## Description of the task
Your job is to retype all of the data word for word, leaving every image out.

## Given records
[BEGIN]

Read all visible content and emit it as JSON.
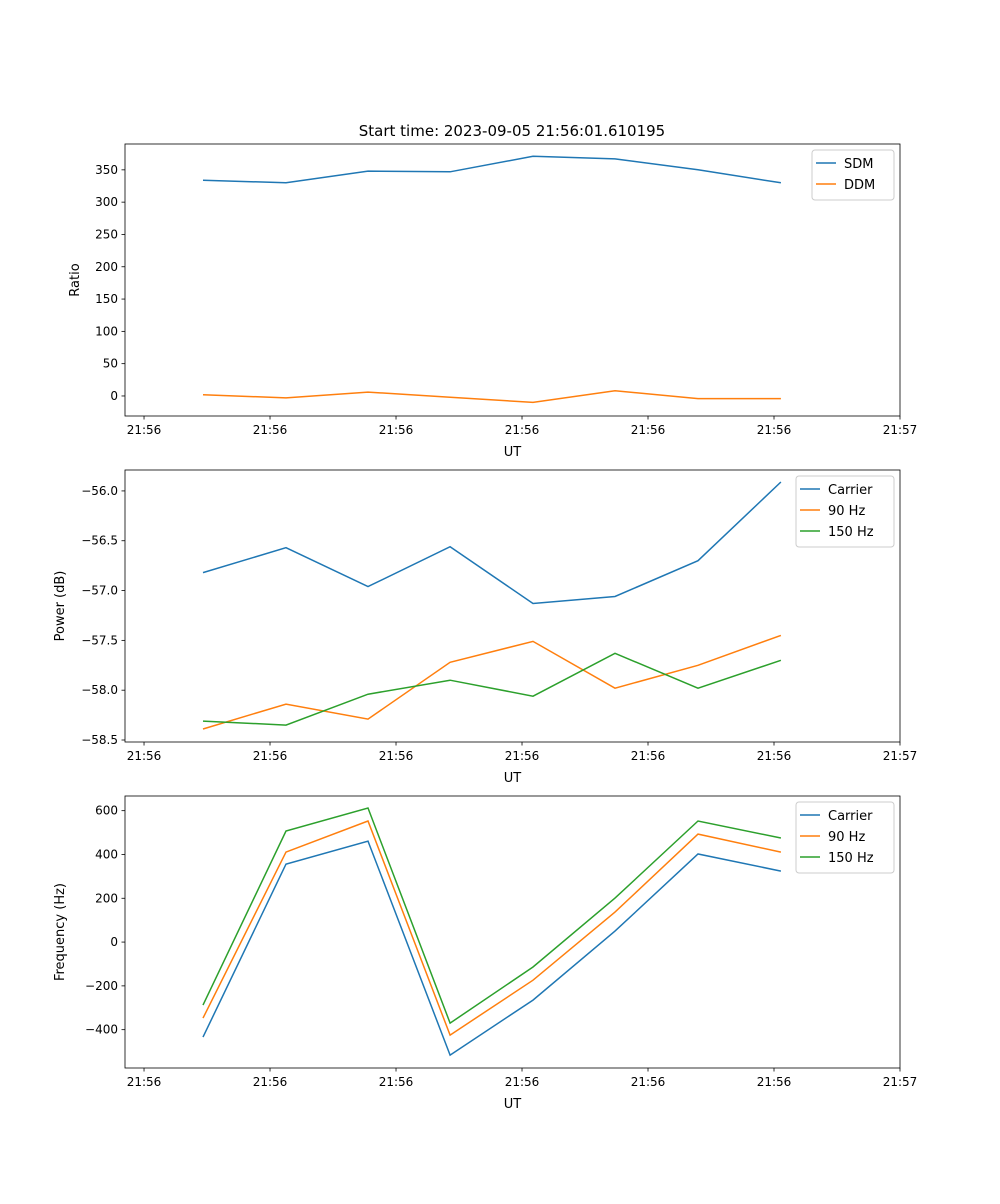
{
  "title": "Start time: 2023-09-05 21:56:01.610195",
  "chart_data": [
    {
      "type": "line",
      "xlabel": "UT",
      "ylabel": "Ratio",
      "x": [
        0.468,
        1.127,
        1.778,
        2.429,
        3.087,
        3.738,
        4.397,
        5.055
      ],
      "xticks": [
        0,
        1,
        2,
        3,
        4,
        5,
        6
      ],
      "xtick_labels": [
        "21:56",
        "21:56",
        "21:56",
        "21:56",
        "21:56",
        "21:56",
        "21:57"
      ],
      "xlim": [
        -0.151,
        6.0
      ],
      "ylim": [
        -31,
        390
      ],
      "yticks": [
        0,
        50,
        100,
        150,
        200,
        250,
        300,
        350
      ],
      "ytick_labels": [
        "0",
        "50",
        "100",
        "150",
        "200",
        "250",
        "300",
        "350"
      ],
      "legend": "top-right",
      "series": [
        {
          "name": "SDM",
          "color": "#1f77b4",
          "values": [
            334,
            330,
            348,
            347,
            371,
            367,
            350,
            330
          ]
        },
        {
          "name": "DDM",
          "color": "#ff7f0e",
          "values": [
            2,
            -3,
            6,
            -2,
            -10,
            8,
            -4,
            -4
          ]
        }
      ]
    },
    {
      "type": "line",
      "xlabel": "UT",
      "ylabel": "Power (dB)",
      "x": [
        0.468,
        1.127,
        1.778,
        2.429,
        3.087,
        3.738,
        4.397,
        5.055
      ],
      "xticks": [
        0,
        1,
        2,
        3,
        4,
        5,
        6
      ],
      "xtick_labels": [
        "21:56",
        "21:56",
        "21:56",
        "21:56",
        "21:56",
        "21:56",
        "21:57"
      ],
      "xlim": [
        -0.151,
        6.0
      ],
      "ylim": [
        -58.52,
        -55.79
      ],
      "yticks": [
        -58.5,
        -58.0,
        -57.5,
        -57.0,
        -56.5,
        -56.0
      ],
      "ytick_labels": [
        "−58.5",
        "−58.0",
        "−57.5",
        "−57.0",
        "−56.5",
        "−56.0"
      ],
      "legend": "top-right",
      "series": [
        {
          "name": "Carrier",
          "color": "#1f77b4",
          "values": [
            -56.82,
            -56.57,
            -56.96,
            -56.56,
            -57.13,
            -57.06,
            -56.7,
            -55.91
          ]
        },
        {
          "name": "90 Hz",
          "color": "#ff7f0e",
          "values": [
            -58.39,
            -58.14,
            -58.29,
            -57.72,
            -57.51,
            -57.98,
            -57.75,
            -57.45
          ]
        },
        {
          "name": "150 Hz",
          "color": "#2ca02c",
          "values": [
            -58.31,
            -58.35,
            -58.04,
            -57.9,
            -58.06,
            -57.63,
            -57.98,
            -57.7
          ]
        }
      ]
    },
    {
      "type": "line",
      "xlabel": "UT",
      "ylabel": "Frequency (Hz)",
      "x": [
        0.468,
        1.127,
        1.778,
        2.429,
        3.087,
        3.738,
        4.397,
        5.055
      ],
      "xticks": [
        0,
        1,
        2,
        3,
        4,
        5,
        6
      ],
      "xtick_labels": [
        "21:56",
        "21:56",
        "21:56",
        "21:56",
        "21:56",
        "21:56",
        "21:57"
      ],
      "xlim": [
        -0.151,
        6.0
      ],
      "ylim": [
        -575,
        667
      ],
      "yticks": [
        -400,
        -200,
        0,
        200,
        400,
        600
      ],
      "ytick_labels": [
        "−400",
        "−200",
        "0",
        "200",
        "400",
        "600"
      ],
      "legend": "top-right",
      "series": [
        {
          "name": "Carrier",
          "color": "#1f77b4",
          "values": [
            -434,
            356,
            461,
            -516,
            -265,
            50,
            402,
            324
          ]
        },
        {
          "name": "90 Hz",
          "color": "#ff7f0e",
          "values": [
            -347,
            411,
            553,
            -425,
            -174,
            137,
            493,
            411
          ]
        },
        {
          "name": "150 Hz",
          "color": "#2ca02c",
          "values": [
            -288,
            507,
            612,
            -370,
            -114,
            201,
            553,
            475
          ]
        }
      ]
    }
  ]
}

[END]

## The completed task
Read all visible content and emit it as JSON.
{
  "title": "Start time: 2023-09-05 21:56:01.610195",
  "chart_data": [
    {
      "type": "line",
      "xlabel": "UT",
      "ylabel": "Ratio",
      "x": [
        0.468,
        1.127,
        1.778,
        2.429,
        3.087,
        3.738,
        4.397,
        5.055
      ],
      "xticks": [
        0,
        1,
        2,
        3,
        4,
        5,
        6
      ],
      "xtick_labels": [
        "21:56",
        "21:56",
        "21:56",
        "21:56",
        "21:56",
        "21:56",
        "21:57"
      ],
      "xlim": [
        -0.151,
        6.0
      ],
      "ylim": [
        -31,
        390
      ],
      "yticks": [
        0,
        50,
        100,
        150,
        200,
        250,
        300,
        350
      ],
      "ytick_labels": [
        "0",
        "50",
        "100",
        "150",
        "200",
        "250",
        "300",
        "350"
      ],
      "legend": "top-right",
      "series": [
        {
          "name": "SDM",
          "color": "#1f77b4",
          "values": [
            334,
            330,
            348,
            347,
            371,
            367,
            350,
            330
          ]
        },
        {
          "name": "DDM",
          "color": "#ff7f0e",
          "values": [
            2,
            -3,
            6,
            -2,
            -10,
            8,
            -4,
            -4
          ]
        }
      ]
    },
    {
      "type": "line",
      "xlabel": "UT",
      "ylabel": "Power (dB)",
      "x": [
        0.468,
        1.127,
        1.778,
        2.429,
        3.087,
        3.738,
        4.397,
        5.055
      ],
      "xticks": [
        0,
        1,
        2,
        3,
        4,
        5,
        6
      ],
      "xtick_labels": [
        "21:56",
        "21:56",
        "21:56",
        "21:56",
        "21:56",
        "21:56",
        "21:57"
      ],
      "xlim": [
        -0.151,
        6.0
      ],
      "ylim": [
        -58.52,
        -55.79
      ],
      "yticks": [
        -58.5,
        -58.0,
        -57.5,
        -57.0,
        -56.5,
        -56.0
      ],
      "ytick_labels": [
        "−58.5",
        "−58.0",
        "−57.5",
        "−57.0",
        "−56.5",
        "−56.0"
      ],
      "legend": "top-right",
      "series": [
        {
          "name": "Carrier",
          "color": "#1f77b4",
          "values": [
            -56.82,
            -56.57,
            -56.96,
            -56.56,
            -57.13,
            -57.06,
            -56.7,
            -55.91
          ]
        },
        {
          "name": "90 Hz",
          "color": "#ff7f0e",
          "values": [
            -58.39,
            -58.14,
            -58.29,
            -57.72,
            -57.51,
            -57.98,
            -57.75,
            -57.45
          ]
        },
        {
          "name": "150 Hz",
          "color": "#2ca02c",
          "values": [
            -58.31,
            -58.35,
            -58.04,
            -57.9,
            -58.06,
            -57.63,
            -57.98,
            -57.7
          ]
        }
      ]
    },
    {
      "type": "line",
      "xlabel": "UT",
      "ylabel": "Frequency (Hz)",
      "x": [
        0.468,
        1.127,
        1.778,
        2.429,
        3.087,
        3.738,
        4.397,
        5.055
      ],
      "xticks": [
        0,
        1,
        2,
        3,
        4,
        5,
        6
      ],
      "xtick_labels": [
        "21:56",
        "21:56",
        "21:56",
        "21:56",
        "21:56",
        "21:56",
        "21:57"
      ],
      "xlim": [
        -0.151,
        6.0
      ],
      "ylim": [
        -575,
        667
      ],
      "yticks": [
        -400,
        -200,
        0,
        200,
        400,
        600
      ],
      "ytick_labels": [
        "−400",
        "−200",
        "0",
        "200",
        "400",
        "600"
      ],
      "legend": "top-right",
      "series": [
        {
          "name": "Carrier",
          "color": "#1f77b4",
          "values": [
            -434,
            356,
            461,
            -516,
            -265,
            50,
            402,
            324
          ]
        },
        {
          "name": "90 Hz",
          "color": "#ff7f0e",
          "values": [
            -347,
            411,
            553,
            -425,
            -174,
            137,
            493,
            411
          ]
        },
        {
          "name": "150 Hz",
          "color": "#2ca02c",
          "values": [
            -288,
            507,
            612,
            -370,
            -114,
            201,
            553,
            475
          ]
        }
      ]
    }
  ]
}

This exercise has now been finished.